**Set task:** Select every line holding the word "record" and copy it.

**Input rows:**
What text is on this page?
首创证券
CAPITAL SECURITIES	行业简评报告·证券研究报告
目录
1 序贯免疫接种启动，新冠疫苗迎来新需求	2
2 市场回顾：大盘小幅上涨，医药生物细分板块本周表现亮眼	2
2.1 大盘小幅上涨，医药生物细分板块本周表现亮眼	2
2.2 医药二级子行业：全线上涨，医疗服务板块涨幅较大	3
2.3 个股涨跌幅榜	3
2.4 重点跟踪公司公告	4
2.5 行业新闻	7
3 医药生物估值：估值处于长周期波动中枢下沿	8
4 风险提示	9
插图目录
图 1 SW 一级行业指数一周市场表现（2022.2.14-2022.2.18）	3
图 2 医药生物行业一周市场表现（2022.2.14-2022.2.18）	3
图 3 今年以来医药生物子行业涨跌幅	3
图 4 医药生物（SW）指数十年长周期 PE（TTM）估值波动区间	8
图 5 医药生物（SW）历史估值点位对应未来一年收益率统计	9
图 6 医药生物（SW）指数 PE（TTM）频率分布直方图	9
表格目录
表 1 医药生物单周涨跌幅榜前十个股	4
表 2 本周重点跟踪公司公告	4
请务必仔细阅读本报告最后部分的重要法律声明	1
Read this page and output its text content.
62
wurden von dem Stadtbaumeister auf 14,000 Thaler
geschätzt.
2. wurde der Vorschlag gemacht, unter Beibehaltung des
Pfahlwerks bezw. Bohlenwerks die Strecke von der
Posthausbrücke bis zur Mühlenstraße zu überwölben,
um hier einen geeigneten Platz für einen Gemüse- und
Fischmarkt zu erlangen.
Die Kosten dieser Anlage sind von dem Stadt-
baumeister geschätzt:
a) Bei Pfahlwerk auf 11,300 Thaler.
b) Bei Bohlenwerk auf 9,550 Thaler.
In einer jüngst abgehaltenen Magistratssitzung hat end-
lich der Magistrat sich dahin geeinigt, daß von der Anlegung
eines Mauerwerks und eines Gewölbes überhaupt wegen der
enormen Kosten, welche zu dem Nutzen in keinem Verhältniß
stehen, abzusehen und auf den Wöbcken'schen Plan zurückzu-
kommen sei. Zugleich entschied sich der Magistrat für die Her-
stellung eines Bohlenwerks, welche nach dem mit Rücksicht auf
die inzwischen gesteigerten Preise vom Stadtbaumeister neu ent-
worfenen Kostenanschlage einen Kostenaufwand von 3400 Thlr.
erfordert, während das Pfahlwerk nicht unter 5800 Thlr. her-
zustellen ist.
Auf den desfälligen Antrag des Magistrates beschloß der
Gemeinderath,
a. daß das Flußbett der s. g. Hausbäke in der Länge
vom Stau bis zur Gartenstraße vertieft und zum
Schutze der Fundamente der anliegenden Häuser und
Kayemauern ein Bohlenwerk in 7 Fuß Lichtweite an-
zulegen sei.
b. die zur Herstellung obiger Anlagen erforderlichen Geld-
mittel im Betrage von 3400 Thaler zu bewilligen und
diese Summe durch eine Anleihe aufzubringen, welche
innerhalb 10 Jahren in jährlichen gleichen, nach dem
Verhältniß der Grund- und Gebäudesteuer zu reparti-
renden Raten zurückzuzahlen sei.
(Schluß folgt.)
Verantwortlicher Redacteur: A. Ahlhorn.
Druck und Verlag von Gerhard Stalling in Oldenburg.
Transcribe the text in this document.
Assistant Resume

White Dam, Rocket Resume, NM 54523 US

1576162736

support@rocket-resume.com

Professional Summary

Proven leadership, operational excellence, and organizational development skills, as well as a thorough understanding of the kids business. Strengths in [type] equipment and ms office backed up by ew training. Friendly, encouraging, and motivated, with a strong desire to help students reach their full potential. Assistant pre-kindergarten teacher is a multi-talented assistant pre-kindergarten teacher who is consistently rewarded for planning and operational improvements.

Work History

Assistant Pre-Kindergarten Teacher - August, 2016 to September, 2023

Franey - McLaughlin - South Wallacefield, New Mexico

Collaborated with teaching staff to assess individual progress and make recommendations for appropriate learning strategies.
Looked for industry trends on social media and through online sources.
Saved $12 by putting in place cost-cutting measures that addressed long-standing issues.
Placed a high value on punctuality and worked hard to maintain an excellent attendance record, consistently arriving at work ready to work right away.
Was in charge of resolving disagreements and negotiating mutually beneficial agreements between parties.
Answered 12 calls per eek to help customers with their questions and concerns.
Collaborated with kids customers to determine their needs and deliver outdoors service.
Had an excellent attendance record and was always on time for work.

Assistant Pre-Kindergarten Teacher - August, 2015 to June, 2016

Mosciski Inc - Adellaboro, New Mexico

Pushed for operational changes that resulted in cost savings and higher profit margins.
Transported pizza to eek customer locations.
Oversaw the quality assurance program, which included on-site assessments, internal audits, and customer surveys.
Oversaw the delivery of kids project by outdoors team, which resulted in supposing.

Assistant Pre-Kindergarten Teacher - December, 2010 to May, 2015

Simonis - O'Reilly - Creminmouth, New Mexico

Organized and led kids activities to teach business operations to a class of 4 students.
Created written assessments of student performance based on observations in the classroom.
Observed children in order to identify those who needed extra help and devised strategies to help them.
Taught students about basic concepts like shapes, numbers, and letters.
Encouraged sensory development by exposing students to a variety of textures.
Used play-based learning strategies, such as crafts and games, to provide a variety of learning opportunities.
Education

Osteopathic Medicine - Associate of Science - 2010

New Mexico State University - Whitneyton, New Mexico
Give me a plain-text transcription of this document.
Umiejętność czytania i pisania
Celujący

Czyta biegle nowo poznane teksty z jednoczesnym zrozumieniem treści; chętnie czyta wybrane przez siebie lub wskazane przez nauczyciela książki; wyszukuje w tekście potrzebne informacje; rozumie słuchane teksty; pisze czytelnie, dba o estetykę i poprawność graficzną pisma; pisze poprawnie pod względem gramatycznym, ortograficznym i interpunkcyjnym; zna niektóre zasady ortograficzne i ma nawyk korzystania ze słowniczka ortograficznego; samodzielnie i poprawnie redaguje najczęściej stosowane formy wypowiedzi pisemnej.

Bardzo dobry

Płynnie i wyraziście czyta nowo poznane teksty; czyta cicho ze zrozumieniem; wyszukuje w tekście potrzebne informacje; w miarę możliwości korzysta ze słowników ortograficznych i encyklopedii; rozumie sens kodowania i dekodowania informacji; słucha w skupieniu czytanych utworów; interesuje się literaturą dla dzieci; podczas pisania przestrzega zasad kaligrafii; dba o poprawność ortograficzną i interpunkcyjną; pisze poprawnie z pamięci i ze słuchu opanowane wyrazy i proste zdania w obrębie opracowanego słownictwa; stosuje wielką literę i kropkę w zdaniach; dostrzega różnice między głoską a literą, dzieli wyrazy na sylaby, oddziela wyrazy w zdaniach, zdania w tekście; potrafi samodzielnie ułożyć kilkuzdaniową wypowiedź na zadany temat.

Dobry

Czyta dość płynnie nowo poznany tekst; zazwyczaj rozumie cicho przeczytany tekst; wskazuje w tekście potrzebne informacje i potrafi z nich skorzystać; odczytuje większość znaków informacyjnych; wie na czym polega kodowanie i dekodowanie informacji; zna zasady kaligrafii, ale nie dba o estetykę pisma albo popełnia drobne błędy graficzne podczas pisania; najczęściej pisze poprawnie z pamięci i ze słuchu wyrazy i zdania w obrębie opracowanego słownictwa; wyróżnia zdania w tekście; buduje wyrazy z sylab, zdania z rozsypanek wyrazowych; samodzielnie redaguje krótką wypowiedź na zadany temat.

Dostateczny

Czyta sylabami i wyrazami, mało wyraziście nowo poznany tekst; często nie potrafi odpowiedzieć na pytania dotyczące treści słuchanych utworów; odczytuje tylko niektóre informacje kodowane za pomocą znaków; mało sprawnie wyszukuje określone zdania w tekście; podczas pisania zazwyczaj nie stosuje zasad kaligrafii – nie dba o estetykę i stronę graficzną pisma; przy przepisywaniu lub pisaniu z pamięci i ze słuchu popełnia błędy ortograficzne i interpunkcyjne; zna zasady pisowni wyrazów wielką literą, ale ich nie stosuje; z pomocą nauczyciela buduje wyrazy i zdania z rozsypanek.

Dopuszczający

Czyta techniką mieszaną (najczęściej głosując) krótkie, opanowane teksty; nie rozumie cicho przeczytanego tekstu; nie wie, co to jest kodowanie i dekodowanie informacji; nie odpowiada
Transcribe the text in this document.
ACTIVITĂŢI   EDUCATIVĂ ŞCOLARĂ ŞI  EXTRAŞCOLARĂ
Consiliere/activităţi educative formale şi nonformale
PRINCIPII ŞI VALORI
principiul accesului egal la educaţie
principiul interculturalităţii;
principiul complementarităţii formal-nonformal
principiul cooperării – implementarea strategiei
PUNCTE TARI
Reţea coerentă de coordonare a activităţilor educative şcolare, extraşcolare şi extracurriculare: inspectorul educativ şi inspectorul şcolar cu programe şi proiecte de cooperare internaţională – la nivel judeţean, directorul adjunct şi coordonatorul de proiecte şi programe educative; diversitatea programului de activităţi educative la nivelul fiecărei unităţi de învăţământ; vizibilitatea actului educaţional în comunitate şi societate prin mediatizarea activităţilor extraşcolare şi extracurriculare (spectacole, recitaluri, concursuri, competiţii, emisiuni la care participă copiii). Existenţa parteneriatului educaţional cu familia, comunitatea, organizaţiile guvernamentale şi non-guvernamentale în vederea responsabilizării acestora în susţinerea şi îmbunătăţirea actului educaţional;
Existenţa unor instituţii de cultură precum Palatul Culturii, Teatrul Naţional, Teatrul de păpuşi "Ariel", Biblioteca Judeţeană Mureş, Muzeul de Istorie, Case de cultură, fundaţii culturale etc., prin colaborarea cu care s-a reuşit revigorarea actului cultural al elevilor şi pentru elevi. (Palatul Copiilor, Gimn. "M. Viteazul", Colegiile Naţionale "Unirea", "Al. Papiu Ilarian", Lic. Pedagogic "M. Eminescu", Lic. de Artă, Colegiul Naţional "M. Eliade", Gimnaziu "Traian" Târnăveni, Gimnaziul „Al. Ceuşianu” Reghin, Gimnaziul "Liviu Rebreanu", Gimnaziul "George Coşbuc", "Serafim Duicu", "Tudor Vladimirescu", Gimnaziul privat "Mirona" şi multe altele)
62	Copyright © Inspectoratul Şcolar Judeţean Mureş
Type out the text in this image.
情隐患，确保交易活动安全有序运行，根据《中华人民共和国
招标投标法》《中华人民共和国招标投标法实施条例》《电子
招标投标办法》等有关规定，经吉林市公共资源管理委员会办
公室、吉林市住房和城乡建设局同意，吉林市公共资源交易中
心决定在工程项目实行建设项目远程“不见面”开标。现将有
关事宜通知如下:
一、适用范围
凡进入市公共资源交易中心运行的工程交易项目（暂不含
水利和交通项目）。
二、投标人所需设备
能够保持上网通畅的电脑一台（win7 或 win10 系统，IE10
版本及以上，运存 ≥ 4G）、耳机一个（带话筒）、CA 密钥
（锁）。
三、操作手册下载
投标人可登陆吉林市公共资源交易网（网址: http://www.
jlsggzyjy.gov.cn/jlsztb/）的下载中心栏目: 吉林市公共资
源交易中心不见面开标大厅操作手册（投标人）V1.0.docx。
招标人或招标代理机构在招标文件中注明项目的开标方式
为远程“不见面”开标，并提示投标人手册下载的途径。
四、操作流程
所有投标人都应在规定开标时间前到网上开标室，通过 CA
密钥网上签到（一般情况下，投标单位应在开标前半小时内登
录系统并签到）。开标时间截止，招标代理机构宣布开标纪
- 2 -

**Result of this exercise:**
Placed a high value on punctuality and worked hard to maintain an excellent attendance record, consistently arriving at work ready to work right away.
Had an excellent attendance record and was always on time for work.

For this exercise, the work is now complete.